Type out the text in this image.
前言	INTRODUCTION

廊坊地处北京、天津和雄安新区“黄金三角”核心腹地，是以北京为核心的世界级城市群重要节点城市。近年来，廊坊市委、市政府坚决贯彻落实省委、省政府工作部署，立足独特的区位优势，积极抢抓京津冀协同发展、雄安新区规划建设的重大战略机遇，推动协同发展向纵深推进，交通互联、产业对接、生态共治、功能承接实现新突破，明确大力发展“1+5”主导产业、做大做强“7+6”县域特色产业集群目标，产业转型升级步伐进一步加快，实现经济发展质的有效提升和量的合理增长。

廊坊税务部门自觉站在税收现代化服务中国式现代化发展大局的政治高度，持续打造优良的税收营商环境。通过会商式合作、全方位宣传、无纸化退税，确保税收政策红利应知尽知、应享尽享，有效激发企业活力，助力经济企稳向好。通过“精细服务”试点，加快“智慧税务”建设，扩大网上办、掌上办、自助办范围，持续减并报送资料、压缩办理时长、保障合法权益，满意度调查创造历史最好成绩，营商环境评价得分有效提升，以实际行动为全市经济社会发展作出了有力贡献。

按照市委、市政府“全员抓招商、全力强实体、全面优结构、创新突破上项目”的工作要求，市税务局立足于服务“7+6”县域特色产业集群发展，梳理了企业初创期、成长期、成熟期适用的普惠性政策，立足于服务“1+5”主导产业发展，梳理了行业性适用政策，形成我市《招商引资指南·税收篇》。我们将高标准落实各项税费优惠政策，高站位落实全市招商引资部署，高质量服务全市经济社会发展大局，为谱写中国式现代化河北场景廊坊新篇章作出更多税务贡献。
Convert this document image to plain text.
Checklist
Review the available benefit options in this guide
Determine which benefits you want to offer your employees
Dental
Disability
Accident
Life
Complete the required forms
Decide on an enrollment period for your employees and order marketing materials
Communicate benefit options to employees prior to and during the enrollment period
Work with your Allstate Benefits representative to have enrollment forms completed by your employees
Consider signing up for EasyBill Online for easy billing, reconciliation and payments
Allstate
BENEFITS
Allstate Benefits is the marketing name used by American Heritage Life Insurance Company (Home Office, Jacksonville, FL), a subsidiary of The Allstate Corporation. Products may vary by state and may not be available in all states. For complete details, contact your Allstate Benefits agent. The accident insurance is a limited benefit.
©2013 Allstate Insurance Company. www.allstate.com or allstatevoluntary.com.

* * * * *

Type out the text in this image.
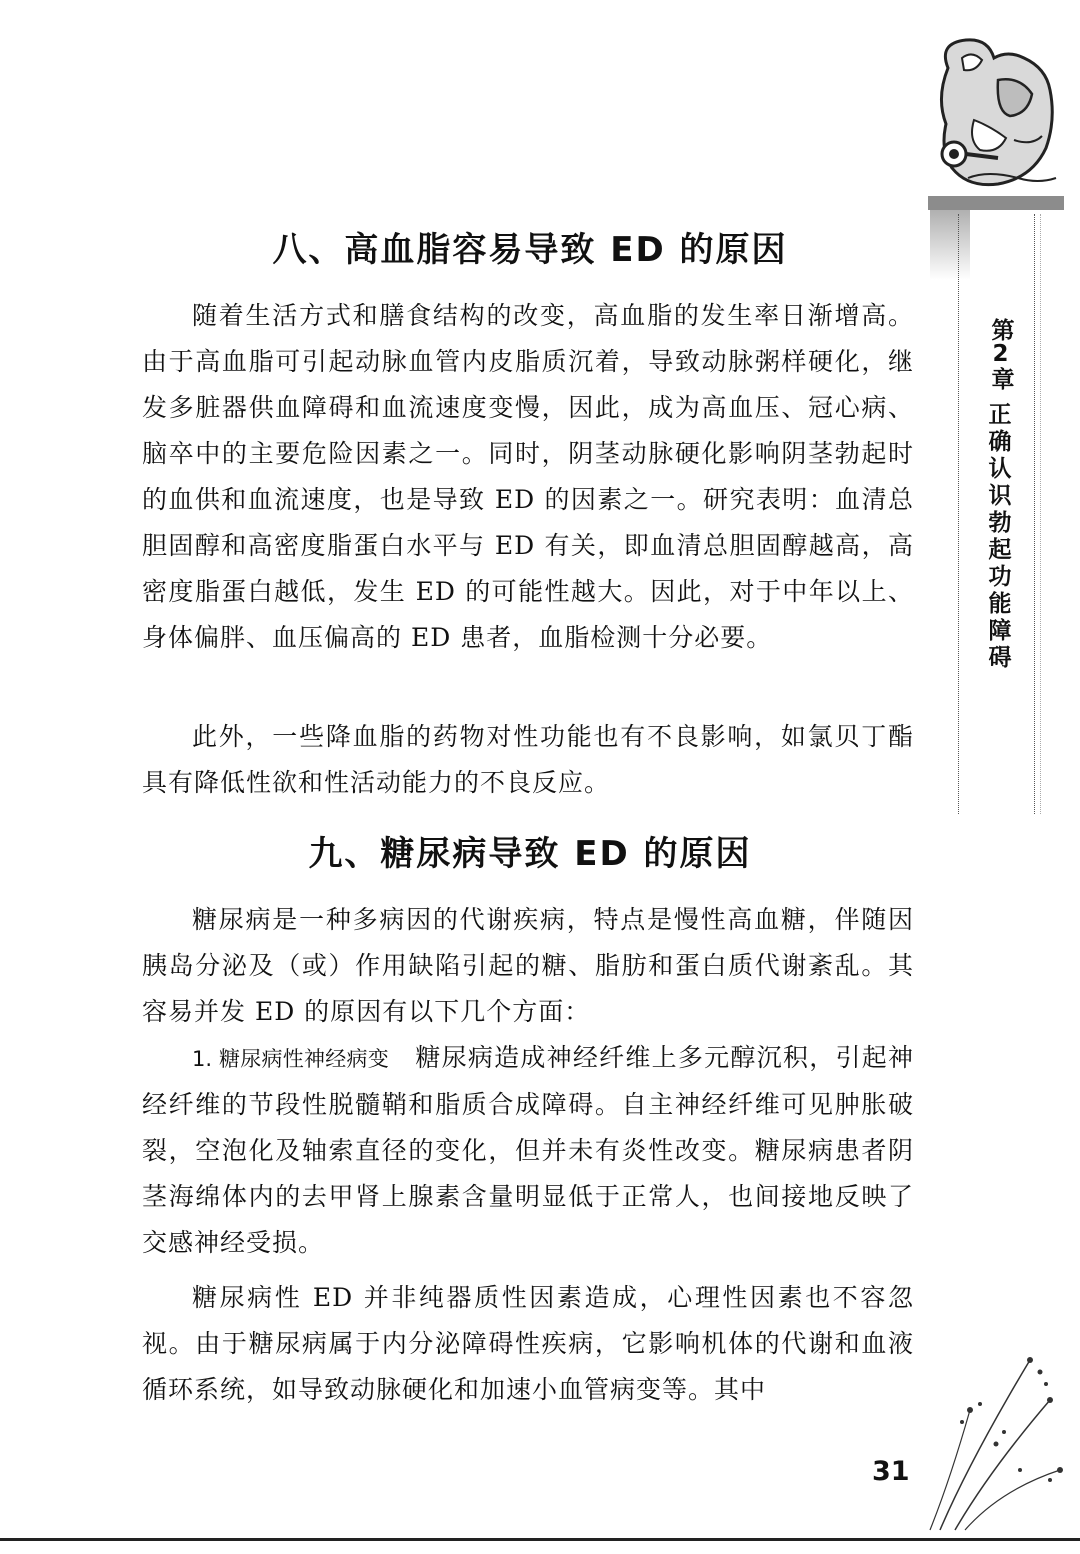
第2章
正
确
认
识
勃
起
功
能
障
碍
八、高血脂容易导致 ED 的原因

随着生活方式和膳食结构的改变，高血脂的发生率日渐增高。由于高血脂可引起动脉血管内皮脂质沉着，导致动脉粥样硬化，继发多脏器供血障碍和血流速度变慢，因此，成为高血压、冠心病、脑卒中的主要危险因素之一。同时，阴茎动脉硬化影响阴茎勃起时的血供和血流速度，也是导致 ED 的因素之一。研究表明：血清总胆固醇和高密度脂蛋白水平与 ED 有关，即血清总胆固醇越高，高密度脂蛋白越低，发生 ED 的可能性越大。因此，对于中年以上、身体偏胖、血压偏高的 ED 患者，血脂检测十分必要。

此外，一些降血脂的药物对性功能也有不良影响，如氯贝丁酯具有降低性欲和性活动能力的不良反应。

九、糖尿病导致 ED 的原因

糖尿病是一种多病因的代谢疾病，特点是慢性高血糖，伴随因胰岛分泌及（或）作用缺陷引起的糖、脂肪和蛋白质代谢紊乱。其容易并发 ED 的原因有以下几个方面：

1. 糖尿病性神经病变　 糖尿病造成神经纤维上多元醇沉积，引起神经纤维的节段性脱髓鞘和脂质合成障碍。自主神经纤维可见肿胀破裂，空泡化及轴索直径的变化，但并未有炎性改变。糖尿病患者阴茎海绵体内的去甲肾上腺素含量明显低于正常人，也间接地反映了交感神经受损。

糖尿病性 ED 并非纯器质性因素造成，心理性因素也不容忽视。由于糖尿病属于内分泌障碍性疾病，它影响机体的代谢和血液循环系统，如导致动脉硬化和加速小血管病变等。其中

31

* * * * *

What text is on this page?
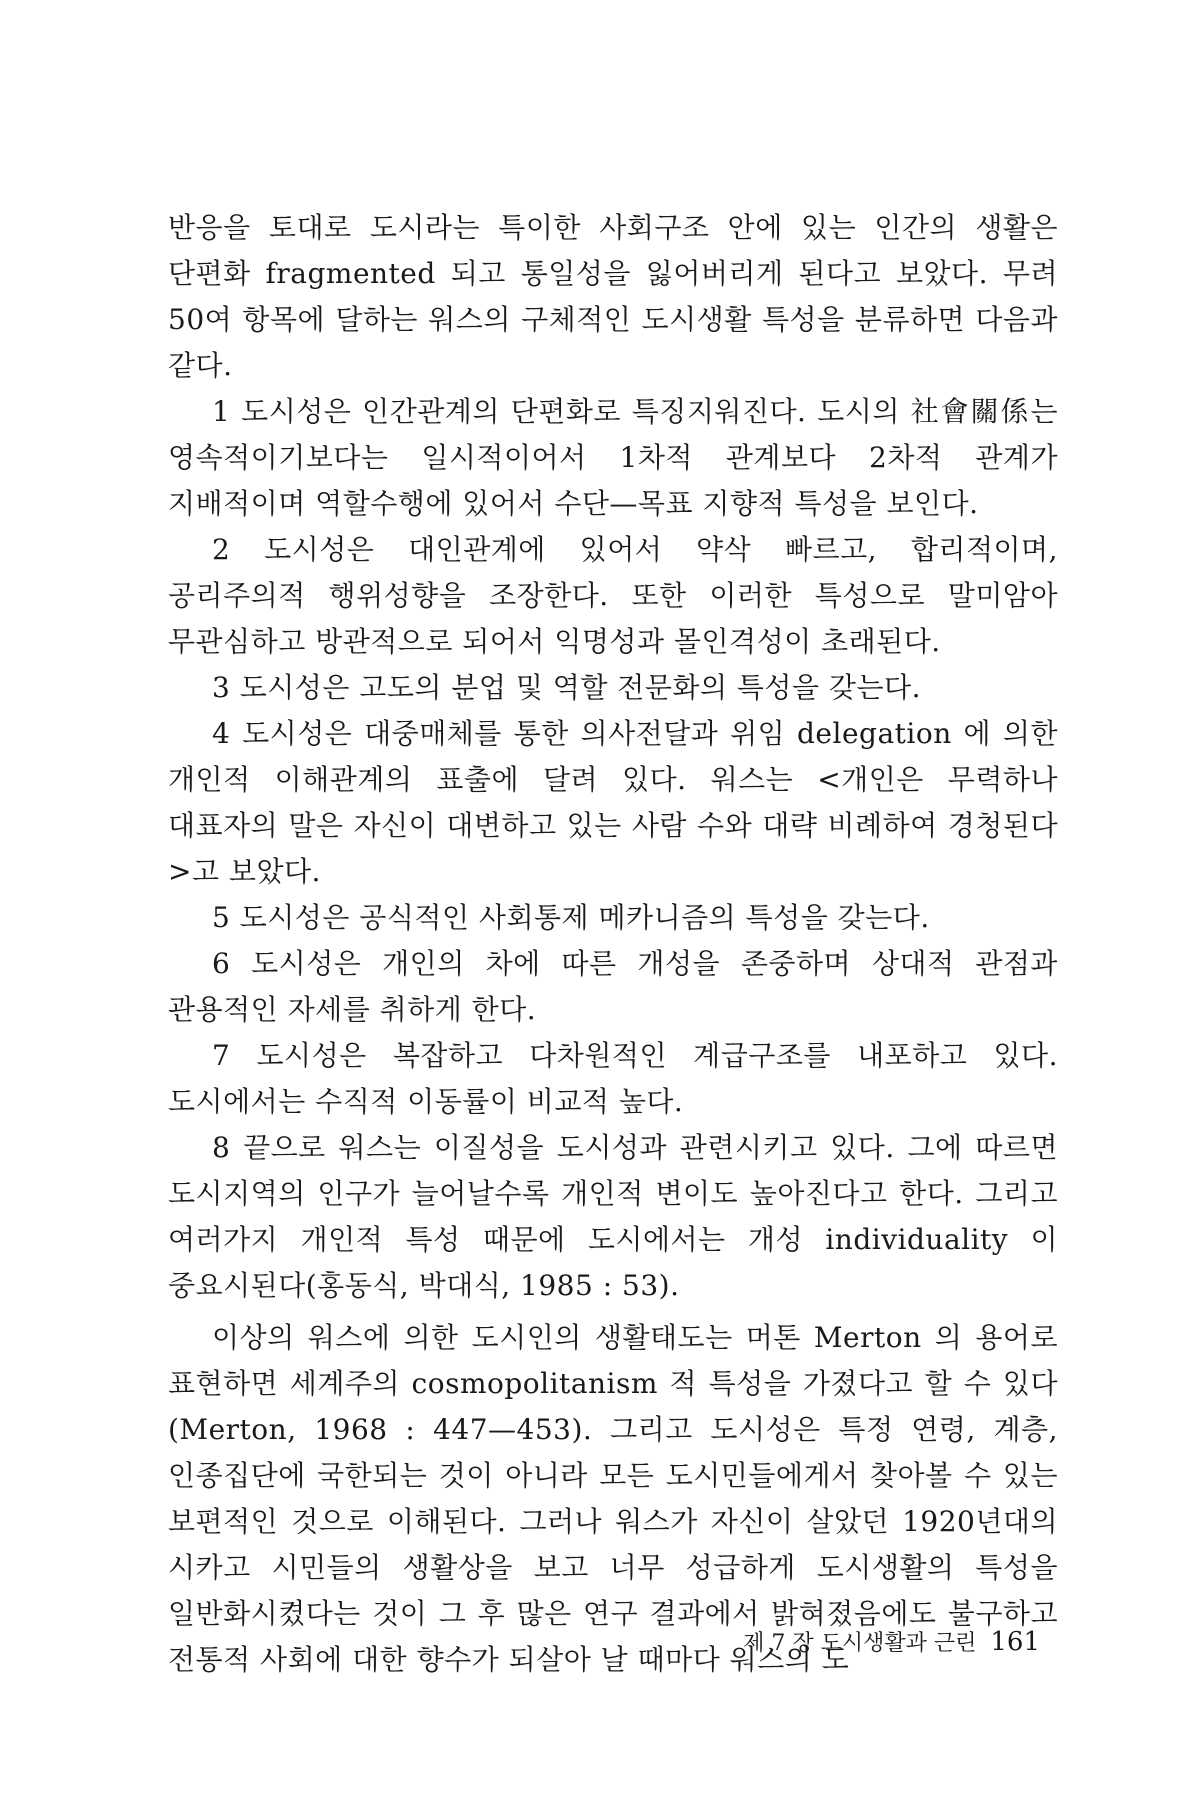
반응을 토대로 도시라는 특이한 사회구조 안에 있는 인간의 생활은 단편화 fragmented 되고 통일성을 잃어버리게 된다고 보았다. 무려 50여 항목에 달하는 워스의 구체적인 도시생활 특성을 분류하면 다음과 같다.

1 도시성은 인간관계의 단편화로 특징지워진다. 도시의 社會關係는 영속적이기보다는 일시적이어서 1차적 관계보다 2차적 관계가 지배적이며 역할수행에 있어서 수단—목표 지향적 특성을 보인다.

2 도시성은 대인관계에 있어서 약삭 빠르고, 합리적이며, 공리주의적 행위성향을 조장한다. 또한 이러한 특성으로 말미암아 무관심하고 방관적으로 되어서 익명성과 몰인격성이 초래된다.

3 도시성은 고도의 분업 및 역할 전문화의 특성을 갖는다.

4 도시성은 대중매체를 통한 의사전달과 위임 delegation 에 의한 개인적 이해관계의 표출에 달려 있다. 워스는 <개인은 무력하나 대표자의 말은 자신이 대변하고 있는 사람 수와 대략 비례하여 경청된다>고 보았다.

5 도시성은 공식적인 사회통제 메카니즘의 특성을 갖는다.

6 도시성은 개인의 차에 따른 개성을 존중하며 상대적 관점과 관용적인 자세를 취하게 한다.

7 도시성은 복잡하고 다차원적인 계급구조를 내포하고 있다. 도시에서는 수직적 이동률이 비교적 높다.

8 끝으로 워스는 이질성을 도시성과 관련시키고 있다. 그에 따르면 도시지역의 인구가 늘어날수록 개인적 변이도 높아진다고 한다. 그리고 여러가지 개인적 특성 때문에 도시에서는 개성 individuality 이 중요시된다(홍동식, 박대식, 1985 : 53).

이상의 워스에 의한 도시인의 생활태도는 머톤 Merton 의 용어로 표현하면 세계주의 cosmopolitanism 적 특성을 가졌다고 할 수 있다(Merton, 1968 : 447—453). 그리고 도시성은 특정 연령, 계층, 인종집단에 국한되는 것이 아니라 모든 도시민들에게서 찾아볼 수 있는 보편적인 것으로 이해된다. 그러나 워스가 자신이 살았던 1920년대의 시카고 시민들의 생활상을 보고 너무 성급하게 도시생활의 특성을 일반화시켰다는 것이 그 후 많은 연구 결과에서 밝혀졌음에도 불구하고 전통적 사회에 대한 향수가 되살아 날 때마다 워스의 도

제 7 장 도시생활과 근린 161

* * * * *

Using the records above, copy every line that has the word "period" in it.

Decide on an enrollment period for your employees and order marketing materials
Communicate benefit options to employees prior to and during the enrollment period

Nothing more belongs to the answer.